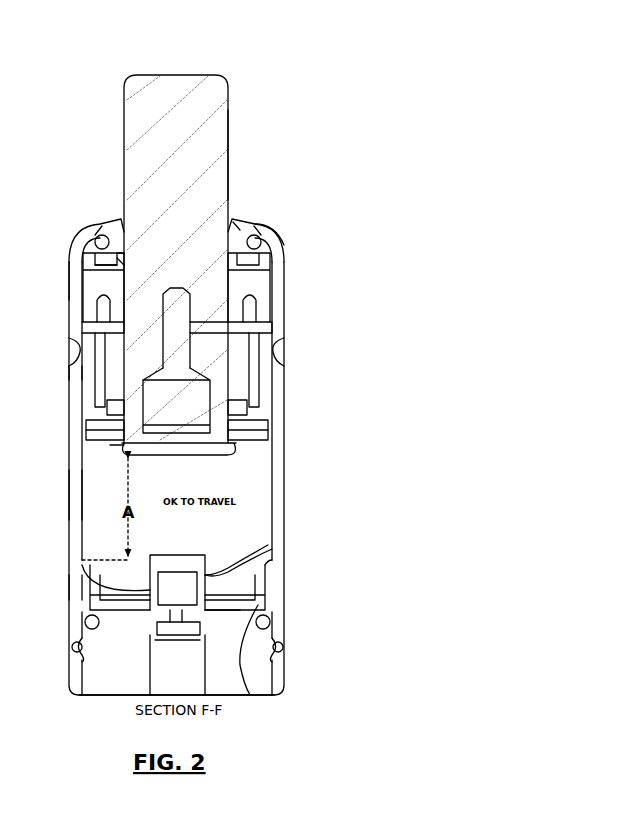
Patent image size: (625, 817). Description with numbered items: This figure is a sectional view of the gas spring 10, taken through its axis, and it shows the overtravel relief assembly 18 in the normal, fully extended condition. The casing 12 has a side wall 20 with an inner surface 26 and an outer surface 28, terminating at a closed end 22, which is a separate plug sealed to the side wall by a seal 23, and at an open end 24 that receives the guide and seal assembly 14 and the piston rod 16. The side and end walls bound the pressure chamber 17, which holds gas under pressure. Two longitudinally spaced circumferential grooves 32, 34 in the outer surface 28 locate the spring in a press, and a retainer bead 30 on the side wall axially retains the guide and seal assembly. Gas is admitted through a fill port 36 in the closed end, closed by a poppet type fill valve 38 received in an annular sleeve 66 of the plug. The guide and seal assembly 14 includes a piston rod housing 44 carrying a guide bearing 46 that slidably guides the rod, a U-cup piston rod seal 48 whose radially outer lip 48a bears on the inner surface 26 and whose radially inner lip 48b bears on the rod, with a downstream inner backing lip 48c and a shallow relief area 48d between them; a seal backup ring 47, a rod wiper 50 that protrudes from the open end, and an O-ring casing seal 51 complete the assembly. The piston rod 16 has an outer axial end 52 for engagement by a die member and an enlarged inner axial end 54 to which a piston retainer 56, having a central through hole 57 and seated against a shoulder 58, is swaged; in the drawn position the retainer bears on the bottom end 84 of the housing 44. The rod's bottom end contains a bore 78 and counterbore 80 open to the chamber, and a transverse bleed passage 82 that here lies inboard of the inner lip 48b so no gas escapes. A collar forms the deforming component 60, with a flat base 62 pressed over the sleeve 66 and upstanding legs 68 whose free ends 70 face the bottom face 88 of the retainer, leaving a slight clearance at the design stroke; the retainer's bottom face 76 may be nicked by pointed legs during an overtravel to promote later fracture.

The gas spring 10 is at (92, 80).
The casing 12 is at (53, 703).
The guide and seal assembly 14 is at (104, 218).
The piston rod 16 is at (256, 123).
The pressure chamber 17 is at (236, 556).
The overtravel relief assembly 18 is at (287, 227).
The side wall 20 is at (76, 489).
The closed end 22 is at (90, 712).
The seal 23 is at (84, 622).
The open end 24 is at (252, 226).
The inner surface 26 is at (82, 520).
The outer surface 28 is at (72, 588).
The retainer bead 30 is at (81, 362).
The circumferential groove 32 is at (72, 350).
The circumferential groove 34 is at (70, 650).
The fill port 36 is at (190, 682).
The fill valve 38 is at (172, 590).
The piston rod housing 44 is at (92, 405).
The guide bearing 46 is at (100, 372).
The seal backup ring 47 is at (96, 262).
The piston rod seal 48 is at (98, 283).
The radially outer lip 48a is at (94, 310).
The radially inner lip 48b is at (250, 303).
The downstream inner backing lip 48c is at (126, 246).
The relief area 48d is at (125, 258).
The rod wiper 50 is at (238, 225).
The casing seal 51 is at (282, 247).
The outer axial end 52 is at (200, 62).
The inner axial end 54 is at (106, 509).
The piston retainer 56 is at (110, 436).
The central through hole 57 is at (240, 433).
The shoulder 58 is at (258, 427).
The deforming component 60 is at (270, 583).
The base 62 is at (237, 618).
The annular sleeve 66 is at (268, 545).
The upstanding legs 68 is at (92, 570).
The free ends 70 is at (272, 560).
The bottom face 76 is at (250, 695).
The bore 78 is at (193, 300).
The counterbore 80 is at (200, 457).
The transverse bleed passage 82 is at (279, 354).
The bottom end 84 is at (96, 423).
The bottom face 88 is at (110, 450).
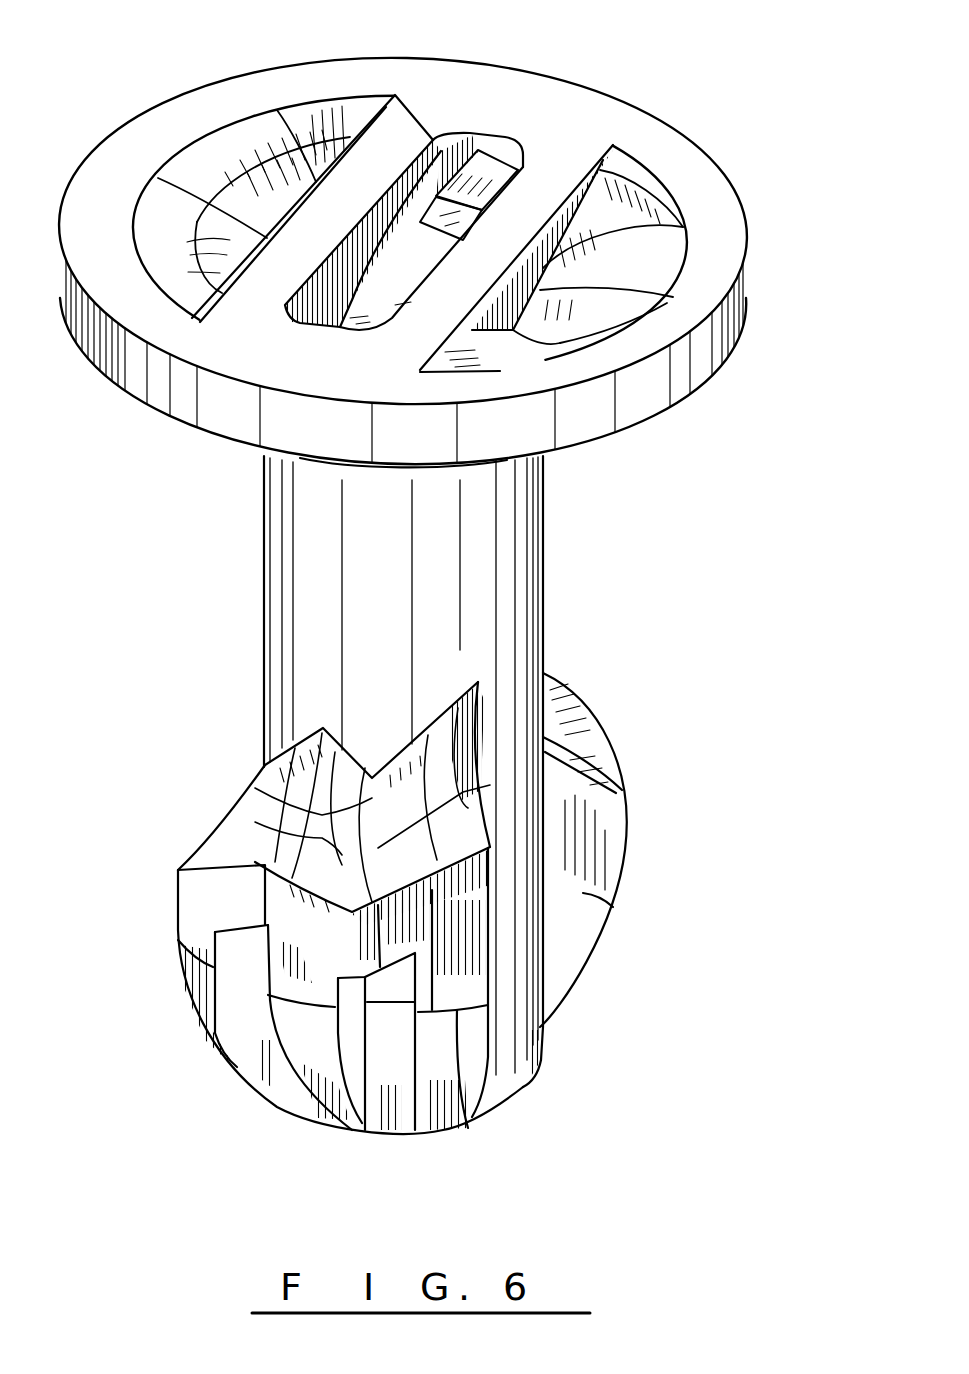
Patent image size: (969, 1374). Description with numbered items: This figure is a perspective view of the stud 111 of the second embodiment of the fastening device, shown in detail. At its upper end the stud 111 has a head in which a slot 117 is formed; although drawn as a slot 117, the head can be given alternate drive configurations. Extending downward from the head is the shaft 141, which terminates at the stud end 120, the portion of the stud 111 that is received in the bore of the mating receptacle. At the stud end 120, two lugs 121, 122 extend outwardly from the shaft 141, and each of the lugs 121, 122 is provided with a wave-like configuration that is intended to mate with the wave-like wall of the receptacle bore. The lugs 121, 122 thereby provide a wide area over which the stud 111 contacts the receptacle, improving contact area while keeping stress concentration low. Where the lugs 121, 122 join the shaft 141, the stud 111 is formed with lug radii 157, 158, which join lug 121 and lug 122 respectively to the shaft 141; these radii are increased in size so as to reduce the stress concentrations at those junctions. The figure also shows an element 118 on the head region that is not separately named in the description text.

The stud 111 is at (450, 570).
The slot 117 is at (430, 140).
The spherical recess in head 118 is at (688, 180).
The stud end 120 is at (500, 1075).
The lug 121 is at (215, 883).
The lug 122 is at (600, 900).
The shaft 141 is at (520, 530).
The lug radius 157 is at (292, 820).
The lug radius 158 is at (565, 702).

★ ★ ★

Which rows above contain the word "shaft"? Copy each one.

Patent image size: (969, 1374). Description with numbered items: This figure is a perspective view of the stud 111 of the second embodiment of the fastening device, shown in detail. At its upper end the stud 111 has a head in which a slot 117 is formed; although drawn as a slot 117, the head can be given alternate drive configurations. Extending downward from the head is the shaft 141, which terminates at the stud end 120, the portion of the stud 111 that is received in the bore of the mating receptacle. At the stud end 120, two lugs 121, 122 extend outwardly from the shaft 141, and each of the lugs 121, 122 is provided with a wave-like configuration that is intended to mate with the wave-like wall of the receptacle bore. The lugs 121, 122 thereby provide a wide area over which the stud 111 contacts the receptacle, improving contact area while keeping stress concentration low. Where the lugs 121, 122 join the shaft 141, the stud 111 is formed with lug radii 157, 158, which join lug 121 and lug 122 respectively to the shaft 141; these radii are increased in size so as to reduce the stress concentrations at those junctions. The figure also shows an element 118 on the head region that is not separately named in the description text.
The shaft 141 is at (520, 530).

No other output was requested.